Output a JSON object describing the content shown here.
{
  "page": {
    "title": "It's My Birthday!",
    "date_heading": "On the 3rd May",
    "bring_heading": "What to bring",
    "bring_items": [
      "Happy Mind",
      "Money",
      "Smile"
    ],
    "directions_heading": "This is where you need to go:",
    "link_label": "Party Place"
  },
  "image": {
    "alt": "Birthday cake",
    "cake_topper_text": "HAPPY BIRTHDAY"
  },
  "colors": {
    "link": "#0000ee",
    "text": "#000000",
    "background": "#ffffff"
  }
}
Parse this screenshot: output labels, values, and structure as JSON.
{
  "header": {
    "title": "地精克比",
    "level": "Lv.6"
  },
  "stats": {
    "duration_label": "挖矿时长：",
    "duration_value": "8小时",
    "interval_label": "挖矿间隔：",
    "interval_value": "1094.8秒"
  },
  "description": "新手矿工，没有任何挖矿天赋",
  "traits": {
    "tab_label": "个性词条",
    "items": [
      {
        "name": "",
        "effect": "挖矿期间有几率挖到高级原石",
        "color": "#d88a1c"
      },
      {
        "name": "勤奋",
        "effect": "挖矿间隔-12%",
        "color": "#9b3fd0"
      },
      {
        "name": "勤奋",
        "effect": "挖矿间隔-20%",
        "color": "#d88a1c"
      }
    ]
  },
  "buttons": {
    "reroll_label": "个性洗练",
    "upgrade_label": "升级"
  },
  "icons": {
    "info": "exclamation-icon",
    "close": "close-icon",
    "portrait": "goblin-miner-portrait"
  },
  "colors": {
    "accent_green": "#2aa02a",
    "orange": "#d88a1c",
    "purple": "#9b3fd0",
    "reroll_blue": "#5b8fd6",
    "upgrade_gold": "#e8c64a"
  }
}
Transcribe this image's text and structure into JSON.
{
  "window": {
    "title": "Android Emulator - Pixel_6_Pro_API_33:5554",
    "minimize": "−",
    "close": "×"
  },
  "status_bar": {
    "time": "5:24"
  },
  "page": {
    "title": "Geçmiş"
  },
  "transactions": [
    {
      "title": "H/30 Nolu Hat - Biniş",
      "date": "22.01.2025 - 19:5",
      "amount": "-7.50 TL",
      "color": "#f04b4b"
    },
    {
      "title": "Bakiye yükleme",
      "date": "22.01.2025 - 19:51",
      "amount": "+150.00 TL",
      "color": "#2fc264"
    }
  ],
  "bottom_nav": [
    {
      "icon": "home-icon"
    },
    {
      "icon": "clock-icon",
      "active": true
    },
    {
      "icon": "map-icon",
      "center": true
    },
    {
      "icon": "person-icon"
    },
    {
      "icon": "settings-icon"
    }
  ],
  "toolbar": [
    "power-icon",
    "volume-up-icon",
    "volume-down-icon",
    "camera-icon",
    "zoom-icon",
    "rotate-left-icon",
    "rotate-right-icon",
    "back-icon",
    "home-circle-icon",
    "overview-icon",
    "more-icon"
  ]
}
=======
WHAT IS NEEDED:
Set out exactly the run of lines that begins at the line holding "Transcribe this image's" and ends at the last line of the data.

EXERCISE RESPONSE:
Transcribe this image's text and structure into JSON.
{
  "window": {
    "title": "Android Emulator - Pixel_6_Pro_API_33:5554",
    "minimize": "−",
    "close": "×"
  },
  "status_bar": {
    "time": "5:24"
  },
  "page": {
    "title": "Geçmiş"
  },
  "transactions": [
    {
      "title": "H/30 Nolu Hat - Biniş",
      "date": "22.01.2025 - 19:5",
      "amount": "-7.50 TL",
      "color": "#f04b4b"
    },
    {
      "title": "Bakiye yükleme",
      "date": "22.01.2025 - 19:51",
      "amount": "+150.00 TL",
      "color": "#2fc264"
    }
  ],
  "bottom_nav": [
    {
      "icon": "home-icon"
    },
    {
      "icon": "clock-icon",
      "active": true
    },
    {
      "icon": "map-icon",
      "center": true
    },
    {
      "icon": "person-icon"
    },
    {
      "icon": "settings-icon"
    }
  ],
  "toolbar": [
    "power-icon",
    "volume-up-icon",
    "volume-down-icon",
    "camera-icon",
    "zoom-icon",
    "rotate-left-icon",
    "rotate-right-icon",
    "back-icon",
    "home-circle-icon",
    "overview-icon",
    "more-icon"
  ]
}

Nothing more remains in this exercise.